§ WORK INSTRUCTIONS
Please format the items as a numbered list, starting from the first line and ending with the line that contains "row-checkbox[interactable] xyxy=(487,465,512,491)", and leave out any blank lines.

§ ENTRIES SUPPLIED

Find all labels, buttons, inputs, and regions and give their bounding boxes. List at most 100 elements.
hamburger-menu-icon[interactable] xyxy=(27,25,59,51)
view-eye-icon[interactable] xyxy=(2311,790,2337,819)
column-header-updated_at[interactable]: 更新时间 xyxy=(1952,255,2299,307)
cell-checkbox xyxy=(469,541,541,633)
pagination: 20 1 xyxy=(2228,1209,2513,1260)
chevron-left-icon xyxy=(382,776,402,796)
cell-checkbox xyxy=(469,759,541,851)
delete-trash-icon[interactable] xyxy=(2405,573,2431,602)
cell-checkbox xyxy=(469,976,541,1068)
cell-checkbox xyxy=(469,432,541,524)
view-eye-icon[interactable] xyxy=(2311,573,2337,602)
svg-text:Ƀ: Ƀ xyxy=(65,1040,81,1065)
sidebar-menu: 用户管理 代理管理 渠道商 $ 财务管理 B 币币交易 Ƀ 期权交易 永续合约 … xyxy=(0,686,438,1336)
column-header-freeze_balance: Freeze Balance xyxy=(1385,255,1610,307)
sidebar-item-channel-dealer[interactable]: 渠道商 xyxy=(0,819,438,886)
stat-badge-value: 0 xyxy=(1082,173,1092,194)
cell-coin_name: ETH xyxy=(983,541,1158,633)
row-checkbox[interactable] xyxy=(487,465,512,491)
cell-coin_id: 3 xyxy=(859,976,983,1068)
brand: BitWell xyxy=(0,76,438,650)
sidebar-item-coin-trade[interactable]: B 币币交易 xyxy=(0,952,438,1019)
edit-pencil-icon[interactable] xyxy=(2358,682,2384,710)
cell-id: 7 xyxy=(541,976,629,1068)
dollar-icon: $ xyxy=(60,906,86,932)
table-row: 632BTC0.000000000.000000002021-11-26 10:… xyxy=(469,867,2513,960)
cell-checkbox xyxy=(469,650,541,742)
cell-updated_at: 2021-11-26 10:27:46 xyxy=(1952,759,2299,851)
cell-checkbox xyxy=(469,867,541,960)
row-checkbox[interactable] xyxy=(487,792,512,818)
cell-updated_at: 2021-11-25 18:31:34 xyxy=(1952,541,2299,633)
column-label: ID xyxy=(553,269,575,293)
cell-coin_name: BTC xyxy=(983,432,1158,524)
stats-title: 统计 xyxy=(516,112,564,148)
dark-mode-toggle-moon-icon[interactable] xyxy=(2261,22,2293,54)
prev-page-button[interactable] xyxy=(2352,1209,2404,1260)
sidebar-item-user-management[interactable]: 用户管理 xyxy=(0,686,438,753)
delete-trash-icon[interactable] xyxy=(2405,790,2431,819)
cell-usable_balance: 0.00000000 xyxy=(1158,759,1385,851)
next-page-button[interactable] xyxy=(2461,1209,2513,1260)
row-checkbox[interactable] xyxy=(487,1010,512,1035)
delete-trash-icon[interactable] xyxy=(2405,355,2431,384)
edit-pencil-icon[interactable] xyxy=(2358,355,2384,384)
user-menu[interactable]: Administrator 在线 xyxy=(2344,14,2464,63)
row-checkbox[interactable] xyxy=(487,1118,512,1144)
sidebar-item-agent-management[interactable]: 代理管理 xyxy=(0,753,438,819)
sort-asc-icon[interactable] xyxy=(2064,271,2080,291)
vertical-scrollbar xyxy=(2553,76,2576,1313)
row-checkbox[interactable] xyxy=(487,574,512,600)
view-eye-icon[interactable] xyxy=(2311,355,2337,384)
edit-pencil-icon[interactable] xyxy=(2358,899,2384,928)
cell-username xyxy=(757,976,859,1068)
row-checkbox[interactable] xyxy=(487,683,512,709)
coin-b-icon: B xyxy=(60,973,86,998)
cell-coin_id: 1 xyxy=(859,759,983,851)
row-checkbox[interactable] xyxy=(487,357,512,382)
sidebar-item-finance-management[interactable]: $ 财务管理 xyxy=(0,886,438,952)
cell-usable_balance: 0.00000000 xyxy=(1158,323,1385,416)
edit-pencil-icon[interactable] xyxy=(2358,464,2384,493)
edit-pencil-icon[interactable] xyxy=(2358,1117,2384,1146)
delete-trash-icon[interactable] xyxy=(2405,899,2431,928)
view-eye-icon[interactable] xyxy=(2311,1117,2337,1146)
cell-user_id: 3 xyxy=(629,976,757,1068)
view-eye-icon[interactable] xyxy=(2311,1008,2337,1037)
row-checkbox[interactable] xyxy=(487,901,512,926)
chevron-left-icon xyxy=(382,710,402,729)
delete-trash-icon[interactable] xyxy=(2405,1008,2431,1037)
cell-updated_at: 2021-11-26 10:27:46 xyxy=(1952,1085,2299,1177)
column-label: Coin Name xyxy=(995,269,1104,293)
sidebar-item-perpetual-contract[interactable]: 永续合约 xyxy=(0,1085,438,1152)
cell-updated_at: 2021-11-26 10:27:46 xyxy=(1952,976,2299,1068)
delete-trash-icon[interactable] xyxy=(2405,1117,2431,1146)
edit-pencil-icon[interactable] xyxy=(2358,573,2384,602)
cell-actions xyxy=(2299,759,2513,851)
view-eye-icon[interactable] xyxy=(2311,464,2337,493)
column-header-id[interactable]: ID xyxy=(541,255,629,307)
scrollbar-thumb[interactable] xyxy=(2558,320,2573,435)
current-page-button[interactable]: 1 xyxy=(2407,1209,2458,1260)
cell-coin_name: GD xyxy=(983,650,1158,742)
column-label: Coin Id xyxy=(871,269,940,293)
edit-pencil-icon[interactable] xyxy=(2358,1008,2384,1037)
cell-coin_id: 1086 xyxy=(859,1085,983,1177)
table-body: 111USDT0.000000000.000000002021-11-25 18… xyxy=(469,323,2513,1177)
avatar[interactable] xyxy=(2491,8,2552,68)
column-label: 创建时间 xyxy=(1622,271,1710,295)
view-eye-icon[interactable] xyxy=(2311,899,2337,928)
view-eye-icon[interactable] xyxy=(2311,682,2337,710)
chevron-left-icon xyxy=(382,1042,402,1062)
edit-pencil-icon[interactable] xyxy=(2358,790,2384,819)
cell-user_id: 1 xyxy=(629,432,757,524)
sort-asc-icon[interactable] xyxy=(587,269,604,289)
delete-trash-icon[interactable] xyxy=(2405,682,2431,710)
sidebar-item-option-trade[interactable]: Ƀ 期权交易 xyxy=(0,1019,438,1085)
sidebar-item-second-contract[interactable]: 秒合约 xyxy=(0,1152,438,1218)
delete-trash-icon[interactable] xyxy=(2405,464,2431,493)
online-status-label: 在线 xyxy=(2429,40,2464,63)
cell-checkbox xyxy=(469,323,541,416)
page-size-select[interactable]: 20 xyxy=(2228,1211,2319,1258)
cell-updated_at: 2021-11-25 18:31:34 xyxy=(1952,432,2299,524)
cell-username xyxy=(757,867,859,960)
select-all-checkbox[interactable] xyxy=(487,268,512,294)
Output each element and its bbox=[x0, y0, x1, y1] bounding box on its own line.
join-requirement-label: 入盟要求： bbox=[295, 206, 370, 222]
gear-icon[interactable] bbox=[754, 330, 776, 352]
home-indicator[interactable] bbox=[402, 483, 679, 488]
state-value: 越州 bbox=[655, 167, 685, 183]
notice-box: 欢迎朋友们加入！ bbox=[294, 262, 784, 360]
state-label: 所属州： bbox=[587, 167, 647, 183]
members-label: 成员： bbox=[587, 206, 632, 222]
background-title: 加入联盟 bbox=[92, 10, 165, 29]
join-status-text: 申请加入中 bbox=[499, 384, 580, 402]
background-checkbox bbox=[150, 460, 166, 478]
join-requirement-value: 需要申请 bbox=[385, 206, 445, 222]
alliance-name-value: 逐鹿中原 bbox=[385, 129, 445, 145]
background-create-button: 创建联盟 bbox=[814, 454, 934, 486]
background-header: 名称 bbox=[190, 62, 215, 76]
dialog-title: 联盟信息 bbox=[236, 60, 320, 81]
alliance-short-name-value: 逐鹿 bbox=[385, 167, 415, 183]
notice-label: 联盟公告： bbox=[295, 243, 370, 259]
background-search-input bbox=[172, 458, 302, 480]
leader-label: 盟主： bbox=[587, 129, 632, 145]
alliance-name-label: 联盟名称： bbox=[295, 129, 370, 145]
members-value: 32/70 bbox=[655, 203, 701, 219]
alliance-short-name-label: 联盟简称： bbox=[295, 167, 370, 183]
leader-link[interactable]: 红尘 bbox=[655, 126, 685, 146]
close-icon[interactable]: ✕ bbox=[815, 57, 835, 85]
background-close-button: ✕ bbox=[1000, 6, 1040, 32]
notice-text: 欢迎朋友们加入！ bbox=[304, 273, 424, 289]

§ SOLUTION TO THIS EXERCISE
1. Find all labels, buttons, inputs, and regions and give their bounding boxes. List at most 100 elements.
2. hamburger-menu-icon[interactable] xyxy=(27,25,59,51)
3. view-eye-icon[interactable] xyxy=(2311,790,2337,819)
4. column-header-updated_at[interactable]: 更新时间 xyxy=(1952,255,2299,307)
5. cell-checkbox xyxy=(469,541,541,633)
6. pagination: 20 1 xyxy=(2228,1209,2513,1260)
7. chevron-left-icon xyxy=(382,776,402,796)
8. cell-checkbox xyxy=(469,759,541,851)
9. delete-trash-icon[interactable] xyxy=(2405,573,2431,602)
10. cell-checkbox xyxy=(469,976,541,1068)
11. cell-checkbox xyxy=(469,432,541,524)
12. view-eye-icon[interactable] xyxy=(2311,573,2337,602)
13. svg-text:Ƀ: Ƀ xyxy=(65,1040,81,1065)
14. sidebar-menu: 用户管理 代理管理 渠道商 $ 财务管理 B 币币交易 Ƀ 期权交易 永续合约 … xyxy=(0,686,438,1336)
15. column-header-freeze_balance: Freeze Balance xyxy=(1385,255,1610,307)
16. sidebar-item-channel-dealer[interactable]: 渠道商 xyxy=(0,819,438,886)
17. stat-badge-value: 0 xyxy=(1082,173,1092,194)
18. cell-coin_name: ETH xyxy=(983,541,1158,633)
19. row-checkbox[interactable] xyxy=(487,465,512,491)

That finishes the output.